━━━━━ INFORMATION GIVEN ━━━━━
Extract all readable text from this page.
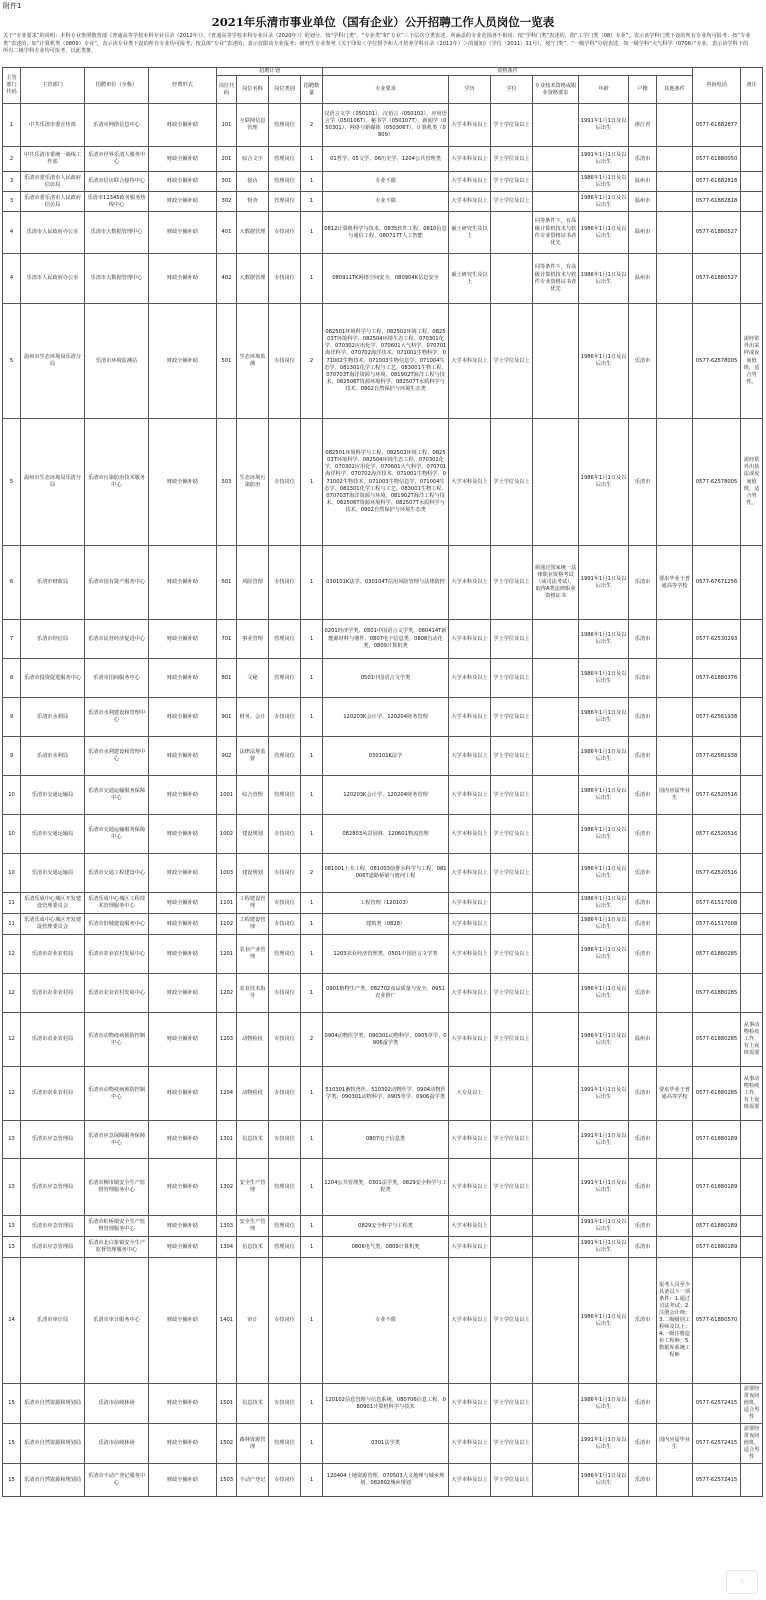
附件1
2021年乐清市事业单位（国有企业）公开招聘工作人员岗位一览表
关于“专业要求”的说明：本科专业参照教育部《普通高等学校本科专业目录（2012年）》、《普通高等学校本科专业目录（2020年）》的划分，按“学科门类”、“专业类”和“专业”三个层次分类表述，所涵盖的专业范围各不相同；按“学科门类”表述的，指“工学门类（08）专业”，表示该学科门类下设的所有专业均可报考；按“专业类”表述的，如“计算机类（0809）专业”，表示该专业类下设的所有专业均可报考；按具体“专业”表述的，表示仅限该专业报考；研究生专业参考《关于印发＜学位授予和人才培养学科目录（2011年）＞的通知》（学位〔2011〕11号），按“门类”、“一级学科”分别表述，如一级学科“大气科学（0706）”专业，表示该学科下的所有二级学科专业均可报考，以此类推。
主管部门代码	主管部门	招聘单位（全称）	经费形式	招聘计划				资格条件							咨询电话	备注
				岗位代码	岗位名称	岗位类别	招聘数量	专业要求	学历	学位	专业技术资格或职业资格要求	年龄	户籍	其他条件		
1	中共乐清市委宣传部	乐清市网络信息中心	财政全额补助	101	互联网信息管理	管理岗位	2	汉语言文学（050101）、汉语言（050102）、应用语言学（050106T）、秘书学（050107T）、新闻学（050301）、网络与新媒体（050306T）、计算机类（0809）	大学本科及以上	学士学位及以上		1991年1月1日及以后出生	浙江省		0577-61882877	
2	中共乐清市委统一战线工作部	乐清市世界乐清人服务中心	财政全额补助	201	综合文字	管理岗位	1	01哲学、05文学、06历史学、1204公共管理类	大学本科及以上	学士学位及以上		1991年1月1日及以后出生	乐清市		0577-61880050	
3	乐清市委乐清市人民政府信访局	乐清市信访联合接待中心	财政全额补助	301	接访	管理岗位	1	专业不限	大学本科及以上	学士学位及以上		1986年1月1日及以后出生	温州市		0577-61882818	
3	乐清市委乐清市人民政府信访局	乐清市12345政务服务热线中心	财政全额补助	302	督查	管理岗位	1	专业不限	大学本科及以上	学士学位及以上		1986年1月1日及以后出生	温州市		0577-61882818	
4	乐清市人民政府办公室	乐清市大数据管理中心	财政全额补助	401	大数据管理	专技岗位	1	0812计算机科学与技术、0835软件工程、0810信息与通信工程、080717T人工智能	硕士研究生及以上		同等条件下，有高级计算机技术与软件专业资格证书者优先	1986年1月1日及以后出生	温州市		0577-61880527	
4	乐清市人民政府办公室	乐清市大数据管理中心	财政全额补助	402	大数据管理	专技岗位	1	080911TK网络空间安全、080904K信息安全	硕士研究生及以上		同等条件下，有高级计算机技术与软件专业资格证书者优先	1986年1月1日及以后出生	温州市		0577-61880527	
5	温州市生态环境局乐清分局	乐清市环境监测站	财政全额补助	501	生态环境监测	专技岗位	2	082501环境科学与工程、082502环境工程、082503T环境科学、082504环境生态工程、070301化学、070302应用化学、070601大气科学、070701海洋科学、070702海洋技术、071001生物科学、071002生物技术、071003生物信息学、071004生态学、081301化学工程与工艺、083001生物工程、070703T海洋资源与环境、081902T海洋工程与技术、082506T资源环境科学、082507T水质科学与技术、0902自然保护与环境生态类	大学本科及以上	学士学位及以上		1986年1月1日及以后出生	乐清市		0577-62578005	需经常外出采样或夜间值班，适合男性。
5	温州市生态环境局乐清分局	乐清市污染防治技术服务中心	财政全额补助	503	生态环境污染防治	专技岗位	1	082501环境科学与工程、082502环境工程、082503T环境科学、082504环境生态工程、070301化学、070302应用化学、070601大气科学、070701海洋科学、070702海洋技术、071001生物科学、071002生物技术、071003生物信息学、071004生态学、081301化学工程与工艺、083001生物工程、070703T海洋资源与环境、081902T海洋工程与技术、082506T资源环境科学、082507T水质科学与技术、0902自然保护与环境生态类	大学本科及以上	学士学位及以上		1986年1月1日及以后出生	乐清市		0577-62578005	需经常外出执法或夜间值班，适合男性。
6	乐清市财政局	乐清市国有资产服务中心	财政全额补助	601	风险管理	专技岗位	1	030101K法学、030104T信用风险管理与法律防控	大学本科及以上	学士学位及以上	须通过国家统一法律职业资格考试（或司法考试），取得A类法律职业资格证书	1991年1月1日及以后出生	乐清市	要求毕业于普通高等学校	0577-67671256	
7	乐清市经信局	乐清市民营经济促进中心	财政全额补助	701	事业管理	管理岗位	1	0201经济学类、0501中国语言文学类、080414T新能源材料与器件、0807电子信息类、0808自动化类、0809计算机类	大学本科及以上	学士学位及以上		1986年1月1日及以后出生	乐清市		0577-62530293	
8	乐清市投资促进服务中心	乐清市招商服务中心	财政全额补助	801	文秘	管理岗位	1	0501中国语言文学类	大学本科及以上	学士学位及以上		1986年1月1日及以后出生	乐清市		0577-61880376	
9	乐清市水利局	乐清市水利建设和管理中心	财政全额补助	901	财务、会计	专技岗位	1	120203K会计学、120204财务管理	大学本科及以上	学士学位及以上		1986年1月1日及以后出生	乐清市		0577-62561938	
9	乐清市水利局	乐清市水利建设和管理中心	财政全额补助	902	法律法规监督	管理岗位	1	030101K法学	大学本科及以上	学士学位及以上		1986年1月1日及以后出生	乐清市		0577-62561938	
10	乐清市交通运输局	乐清市交通运输服务保障中心	财政全额补助	1001	综合管理	管理岗位	1	120203K会计学、120204财务管理	大学本科及以上	学士学位及以上		1986年1月1日及以后出生	乐清市	国内应届毕业生	0577-62520516	
10	乐清市交通运输局	乐清市交通运输服务保障中心	财政全额补助	1002	建设规划	专技岗位	1	082803风景园林、120601物流管理	大学本科及以上	学士学位及以上		1986年1月1日及以后出生	乐清市		0577-62520516	
10	乐清市交通运输局	乐清市交通工程建设中心	财政全额补助	1003	建设规划	专技岗位	2	081001土木工程、081003给排水科学与工程、081006T道路桥梁与渡河工程	大学本科及以上	学士学位及以上		1986年1月1日及以后出生	乐清市		0577-62520516	
11	乐清乐成中心城区开发建设管理委员会	乐清乐成中心城区工程技术管理服务中心	财政全额补助	1101	工程建设管理	专技岗位	1	工程管理（120103）	大学本科及以上			1986年1月1日及以后出生	乐清市		0577-61517008	
11	乐清乐成中心城区开发建设管理委员会	乐清市旧城建设服务中心	财政全额补助	1102	工程建设管理	专技岗位	1	建筑类（0828）	大学本科及以上			1986年1月1日及以后出生	乐清市		0577-61517008	
12	乐清市农业农村局	乐清市农业农村发展中心	财政全额补助	1201	农业产业管理	管理岗位	1	1203农业经济管理类、0501中国语言文学类	大学本科及以上	学士学位及以上		1986年1月1日及以后出生	乐清市		0577-61880285	
12	乐清市农业农村局	乐清市农业农村发展中心	财政全额补助	1202	农业技术指导	专技岗位	1	0901植物生产类、082702食品质量与安全、0951农业推广	大学本科及以上	学士学位及以上		1986年1月1日及以后出生	乐清市		0577-61880285	
12	乐清市农业农村局	乐清市动物疫病预防控制中心	财政全额补助	1203	动物检疫	专技岗位	2	0904动物医学类、090301动物科学、0905草学、0906蚕学类	大学本科及以上	学士学位及以上		1986年1月1日及以后出生	温州市		0577-61880285	从事动物检疫工作，有上夜班需要
12	乐清市农业农村局	乐清市动物疫病预防控制中心	财政全额补助	1204	动物检疫	专技岗位	1	510301畜牧兽医、510302动物医学、0904动物医学类、090301动物科学、0905草学、0906蚕学类	大专及以上			1991年1月1日及以后出生	乐清市	要求毕业于普通高等学校	0577-61880285	从事动物检疫工作，有上夜班需要
13	乐清市应急管理局	乐清市应急保障服务保障中心	财政全额补助	1301	信息技术	专技岗位	1	0807电子信息类	大学本科及以上	学士学位及以上		1991年1月1日及以后出生	乐清市		0577-61880189	
13	乐清市应急管理局	乐清市柳市镇安全生产监督管理服务中心	财政全额补助	1302	安全生产管理	管理岗位	1	1204公共管理类、0301法学类、0829安全科学与工程类	大学本科及以上	学士学位及以上		1991年1月1日及以后出生	乐清市		0577-61880189	
13	乐清市应急管理局	乐清市虹桥镇安全生产监督管理服务中心	财政全额补助	1303	安全生产管理	管理岗位	1	0829安全科学与工程类	大学本科及以上			1991年1月1日及以后出生	乐清市		0577-61880189	
13	乐清市应急管理局	乐清市北白象镇安全生产监督管理服务中心	财政全额补助	1304	信息技术	管理岗位	1	0806电气类、0809计算机类	大学本科及以上			1991年1月1日及以后出生	乐清市		0577-61880189	
14	乐清市审计局	乐清市审计服务中心	财政全额补助	1401	审计	专技岗位	1	专业不限	大学本科及以上	学士学位及以上		1986年1月1日及以后出生	乐清市	报考人员至少具备以下一项条件：1.通过司法考试；2.注册会计师；3.二级级别工程师及以上；4.一级注册造价工程师；5.数据库系统工程师	0577-61880570	
15	乐清市自然资源和规划局	乐清市前岐林场	财政全额补助	1501	信息技术	专技岗位	1	120102信息管理与信息系统、080706信息工程、080901计算机科学与技术	大学本科及以上	学士学位及以上		1986年1月1日及以后出生	乐清市		0577-62572415	需要经常夜间值班，适合男性
15	乐清市自然资源和规划局	乐清市前岐林场	财政全额补助	1502	森林资源管理	管理岗位	1	0301法学类	大学本科及以上	学士学位及以上		1991年1月1日及以后出生	乐清市	国内应届毕业生	0577-62572415	需要经常夜间值班，适合男性
15	乐清市自然资源和规划局	乐清市不动产登记服务中心	财政全额补助	1503	不动产登记	专技岗位	1	120404土地资源管理、070503人文地理与城乡规划、082802城乡规划	大学本科及以上	学士学位及以上		1986年1月1日及以后出生	乐清市		0577-62572415	
◎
━━━━━
Look for lines containing the string "需要经常夜间值班" and copy them all.

15	乐清市自然资源和规划局	乐清市前岐林场	财政全额补助	1501	信息技术	专技岗位	1	120102信息管理与信息系统、080706信息工程、080901计算机科学与技术	大学本科及以上	学士学位及以上		1986年1月1日及以后出生	乐清市		0577-62572415	需要经常夜间值班，适合男性
15	乐清市自然资源和规划局	乐清市前岐林场	财政全额补助	1502	森林资源管理	管理岗位	1	0301法学类	大学本科及以上	学士学位及以上		1991年1月1日及以后出生	乐清市	国内应届毕业生	0577-62572415	需要经常夜间值班，适合男性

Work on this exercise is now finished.